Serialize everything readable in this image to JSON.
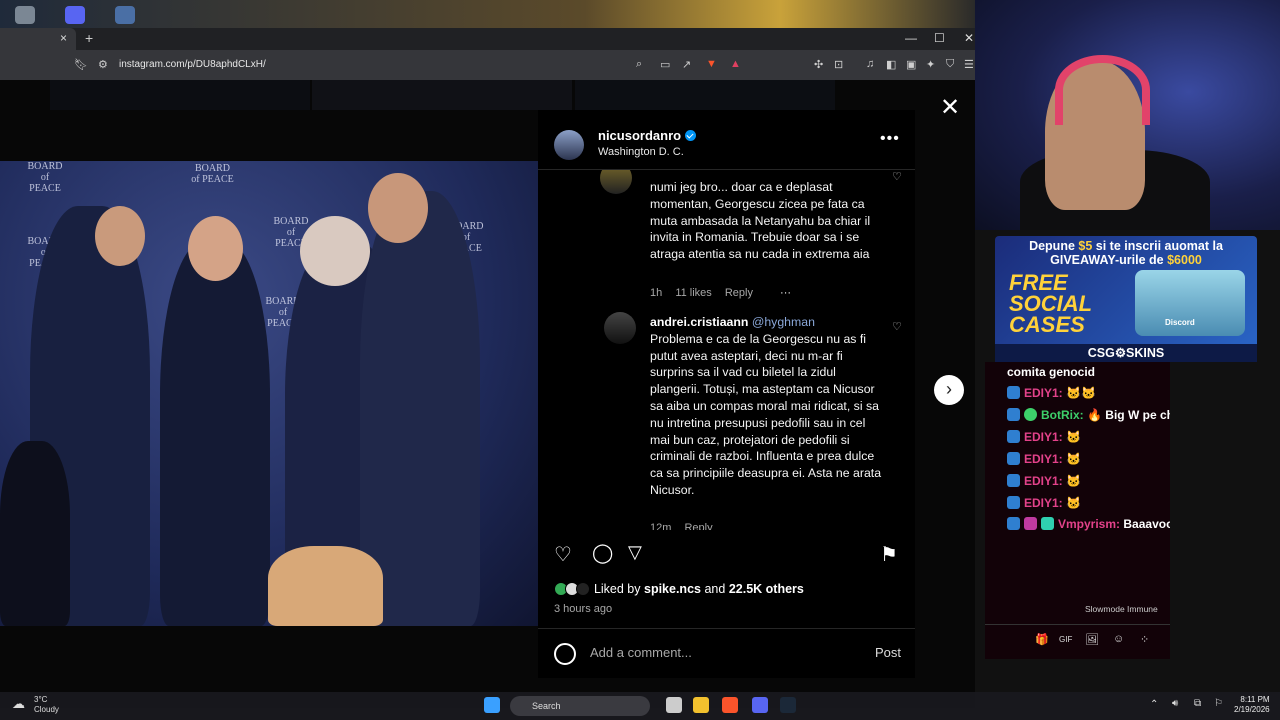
{
  "browser": {
    "tab_close": "×",
    "new_tab": "+",
    "minimize": "—",
    "maximize": "☐",
    "close": "✕",
    "url": "instagram.com/p/DU8aphdCLxH/"
  },
  "post": {
    "username": "nicusordanro",
    "location": "Washington D. C.",
    "more": "•••",
    "close_icon": "✕",
    "next_icon": "›",
    "photo_board_texts": [
      "BOARD of PEACE",
      "BOARD of PEACE",
      "BOARD of PEACE",
      "BOARD of PEACE",
      "BOARD of PEACE",
      "BOARD of PEACE"
    ]
  },
  "comments": [
    {
      "text": "numi jeg bro... doar ca e deplasat momentan, Georgescu zicea pe fata ca muta ambasada la Netanyahu ba chiar il invita in Romania. Trebuie doar sa i se atraga atentia sa nu cada in extrema aia",
      "time": "1h",
      "likes": "11 likes",
      "reply": "Reply",
      "more": "···"
    },
    {
      "user": "andrei.cristiaann",
      "mention": "@hyghman",
      "text": "Problema e ca de la Georgescu nu as fi putut avea asteptari, deci nu m-ar fi surprins sa il vad cu biletel la zidul plangerii. Totuși, ma asteptam ca Nicusor sa aiba un compas moral mai ridicat, si sa nu intretina presupusi pedofili sau in cel mai bun caz, protejatori de pedofili si criminali de razboi. Influenta e prea dulce ca sa principiile deasupra ei. Asta ne arata Nicusor.",
      "time": "12m",
      "reply": "Reply"
    }
  ],
  "actions": {
    "like_icon": "♡",
    "comment_icon": "◯",
    "share_icon": "▽",
    "save_icon": "⚑"
  },
  "likes": {
    "prefix": "Liked by",
    "user": "spike.ncs",
    "and": "and",
    "count": "22.5K others"
  },
  "post_time": "3 hours ago",
  "add_comment": {
    "placeholder": "Add a comment...",
    "post": "Post"
  },
  "stream": {
    "ad_line1_a": "Depune",
    "ad_amount": "$5",
    "ad_line1_b": "si te inscrii auomat la",
    "ad_line2_a": "GIVEAWAY-urile de",
    "ad_prize": "$6000",
    "ad_free": "FREE",
    "ad_social": "SOCIAL",
    "ad_cases": "CASES",
    "ad_box_label": "Discord",
    "ad_brand": "CSG⚙SKINS",
    "chat": [
      {
        "nick": "",
        "text": "comita genocid"
      },
      {
        "nick": "EDIY1:",
        "text": "🐱🐱"
      },
      {
        "nick": "BotRix:",
        "text": "🔥 Big W pe chat 🔥"
      },
      {
        "nick": "EDIY1:",
        "text": "🐱"
      },
      {
        "nick": "EDIY1:",
        "text": "🐱"
      },
      {
        "nick": "EDIY1:",
        "text": "🐱"
      },
      {
        "nick": "EDIY1:",
        "text": "🐱"
      },
      {
        "nick": "Vmpyrism:",
        "text": "Baaavoo"
      }
    ],
    "slowmode": "Slowmode Immune",
    "chat_bar_icons": [
      "🎁",
      "GIF",
      "🖼",
      "☺",
      "⁘"
    ]
  },
  "taskbar": {
    "temp": "3°C",
    "weather": "Cloudy",
    "search": "Search",
    "time": "8:11 PM",
    "date": "2/19/2026"
  }
}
----------
Your goal:
Reproduce every entry exactly, but omit each picture.

Written reply:
Serialize everything readable in this image to JSON.
{
  "browser": {
    "tab_close": "×",
    "new_tab": "+",
    "minimize": "—",
    "maximize": "☐",
    "close": "✕",
    "url": "instagram.com/p/DU8aphdCLxH/"
  },
  "post": {
    "username": "nicusordanro",
    "location": "Washington D. C.",
    "more": "•••",
    "close_icon": "✕",
    "next_icon": "›",
    "photo_board_texts": [
      "BOARD of PEACE",
      "BOARD of PEACE",
      "BOARD of PEACE",
      "BOARD of PEACE",
      "BOARD of PEACE",
      "BOARD of PEACE"
    ]
  },
  "comments": [
    {
      "text": "numi jeg bro... doar ca e deplasat momentan, Georgescu zicea pe fata ca muta ambasada la Netanyahu ba chiar il invita in Romania. Trebuie doar sa i se atraga atentia sa nu cada in extrema aia",
      "time": "1h",
      "likes": "11 likes",
      "reply": "Reply",
      "more": "···"
    },
    {
      "user": "andrei.cristiaann",
      "mention": "@hyghman",
      "text": "Problema e ca de la Georgescu nu as fi putut avea asteptari, deci nu m-ar fi surprins sa il vad cu biletel la zidul plangerii. Totuși, ma asteptam ca Nicusor sa aiba un compas moral mai ridicat, si sa nu intretina presupusi pedofili sau in cel mai bun caz, protejatori de pedofili si criminali de razboi. Influenta e prea dulce ca sa principiile deasupra ei. Asta ne arata Nicusor.",
      "time": "12m",
      "reply": "Reply"
    }
  ],
  "actions": {
    "like_icon": "♡",
    "comment_icon": "◯",
    "share_icon": "▽",
    "save_icon": "⚑"
  },
  "likes": {
    "prefix": "Liked by",
    "user": "spike.ncs",
    "and": "and",
    "count": "22.5K others"
  },
  "post_time": "3 hours ago",
  "add_comment": {
    "placeholder": "Add a comment...",
    "post": "Post"
  },
  "stream": {
    "ad_line1_a": "Depune",
    "ad_amount": "$5",
    "ad_line1_b": "si te inscrii auomat la",
    "ad_line2_a": "GIVEAWAY-urile de",
    "ad_prize": "$6000",
    "ad_free": "FREE",
    "ad_social": "SOCIAL",
    "ad_cases": "CASES",
    "ad_box_label": "Discord",
    "ad_brand": "CSG⚙SKINS",
    "chat": [
      {
        "nick": "",
        "text": "comita genocid"
      },
      {
        "nick": "EDIY1:",
        "text": "🐱🐱"
      },
      {
        "nick": "BotRix:",
        "text": "🔥 Big W pe chat 🔥"
      },
      {
        "nick": "EDIY1:",
        "text": "🐱"
      },
      {
        "nick": "EDIY1:",
        "text": "🐱"
      },
      {
        "nick": "EDIY1:",
        "text": "🐱"
      },
      {
        "nick": "EDIY1:",
        "text": "🐱"
      },
      {
        "nick": "Vmpyrism:",
        "text": "Baaavoo"
      }
    ],
    "slowmode": "Slowmode Immune",
    "chat_bar_icons": [
      "🎁",
      "GIF",
      "🖼",
      "☺",
      "⁘"
    ]
  },
  "taskbar": {
    "temp": "3°C",
    "weather": "Cloudy",
    "search": "Search",
    "time": "8:11 PM",
    "date": "2/19/2026"
  }
}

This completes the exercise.